Work to complete: State the number of lines where "gusta" appears. Add nothing else.

Data excerpts:
+ + + +

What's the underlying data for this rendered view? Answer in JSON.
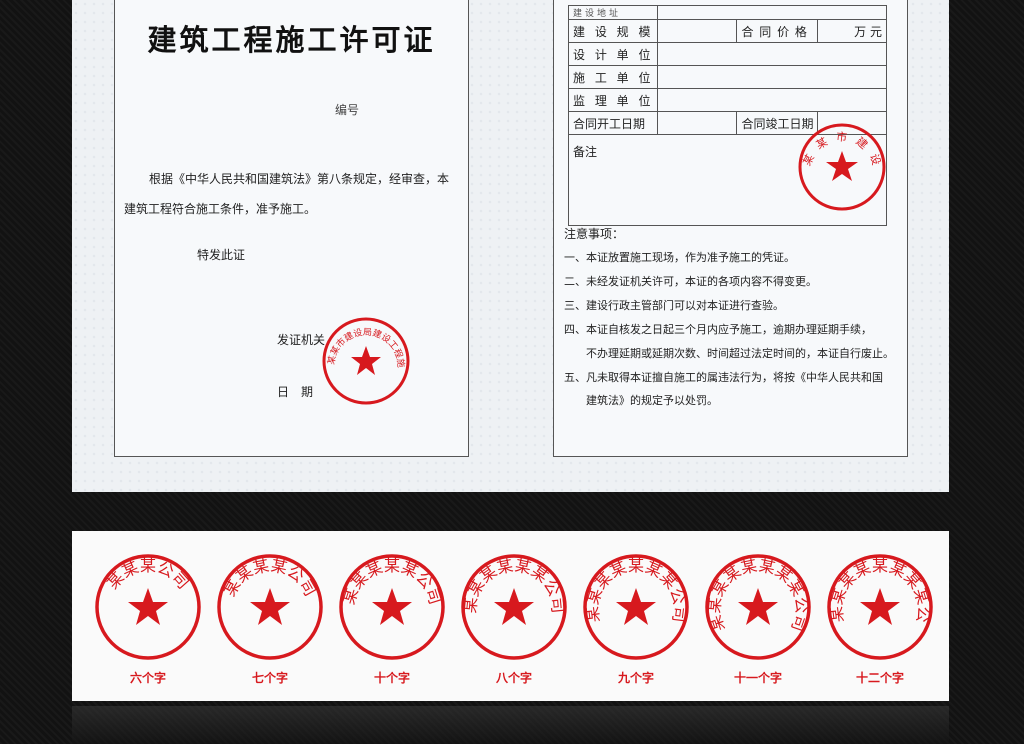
{
  "permit": {
    "title": "建筑工程施工许可证",
    "number_label": "编号",
    "body_line1": "根据《中华人民共和国建筑法》第八条规定，经审查，本",
    "body_line2": "建筑工程符合施工条件，准予施工。",
    "issue_text": "特发此证",
    "issuer_label": "发证机关",
    "date_label": "日　期",
    "issuer_seal_text": "某某市建设局建设工程施工许可证专用章"
  },
  "form": {
    "row0": "建设地址",
    "scale_label": "建 设 规 模",
    "price_label": "合 同 价 格",
    "price_unit": "万 元",
    "design_label": "设 计 单 位",
    "construct_label": "施 工 单 位",
    "supervise_label": "监 理 单 位",
    "start_label": "合同开工日期",
    "end_label": "合同竣工日期",
    "remarks_label": "备注",
    "remarks_seal_text": "某某市建设局"
  },
  "notice": {
    "title": "注意事项：",
    "items": [
      "一、本证放置施工现场，作为准予施工的凭证。",
      "二、未经发证机关许可，本证的各项内容不得变更。",
      "三、建设行政主管部门可以对本证进行查验。",
      "四、本证自核发之日起三个月内应予施工，逾期办理延期手续，",
      "　　不办理延期或延期次数、时间超过法定时间的，本证自行废止。",
      "五、凡未取得本证擅自施工的属违法行为，将按《中华人民共和国",
      "　　建筑法》的规定予以处罚。"
    ]
  },
  "seals": [
    {
      "caption": "六个字",
      "text": "某某某公司"
    },
    {
      "caption": "七个字",
      "text": "某某某某公司"
    },
    {
      "caption": "十个字",
      "text": "某某某某某公司"
    },
    {
      "caption": "八个字",
      "text": "某某某某某某公司"
    },
    {
      "caption": "九个字",
      "text": "某某某某某某某公司"
    },
    {
      "caption": "十一个字",
      "text": "某某某某某某某某公司"
    },
    {
      "caption": "十二个字",
      "text": "某某某某某某某某某公司"
    }
  ],
  "colors": {
    "seal_red": "#d7191e",
    "border": "#555555"
  }
}
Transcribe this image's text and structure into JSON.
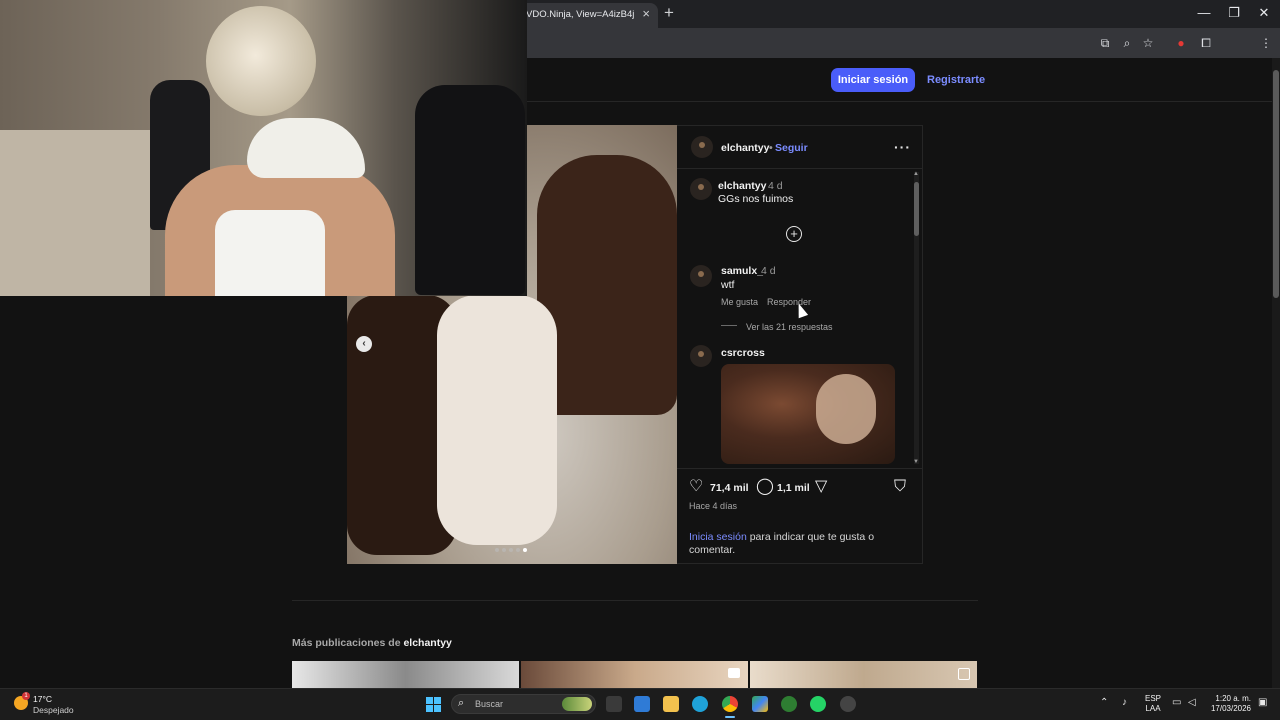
{
  "browser": {
    "tab_title": "VDO.Ninja, View=A4izB4j",
    "tab_close": "×",
    "new_tab": "+",
    "window": {
      "minimize": "—",
      "restore": "❐",
      "close": "✕"
    }
  },
  "header": {
    "login_button": "Iniciar sesión",
    "signup_link": "Registrarte"
  },
  "post": {
    "author": "elchantyy",
    "separator": "•",
    "follow": "Seguir",
    "more": "···",
    "carousel_prev": "‹",
    "comments": [
      {
        "user": "elchantyy",
        "time": "4 d",
        "text": "GGs nos fuimos"
      },
      {
        "user": "samulx_",
        "time": "4 d",
        "text": "wtf",
        "like": "Me gusta",
        "reply": "Responder",
        "view_replies": "Ver las 21 respuestas"
      },
      {
        "user": "csrcross",
        "has_media": true
      }
    ],
    "likes": "71,4 mil",
    "comments_count": "1,1 mil",
    "posted_ago": "Hace 4 días",
    "cta_link": "Inicia sesión",
    "cta_text": " para indicar que te gusta o comentar."
  },
  "more_posts": {
    "prefix": "Más publicaciones de ",
    "user": "elchantyy"
  },
  "taskbar": {
    "weather_badge": "1",
    "temp": "17°C",
    "weather_desc": "Despejado",
    "search_placeholder": "Buscar",
    "lang_line1": "ESP",
    "lang_line2": "LAA",
    "time": "1:20 a. m.",
    "date": "17/03/2026"
  },
  "colors": {
    "accent": "#4a5df9",
    "link": "#7b8cff",
    "background": "#121212"
  }
}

+ + + +

Task response: 2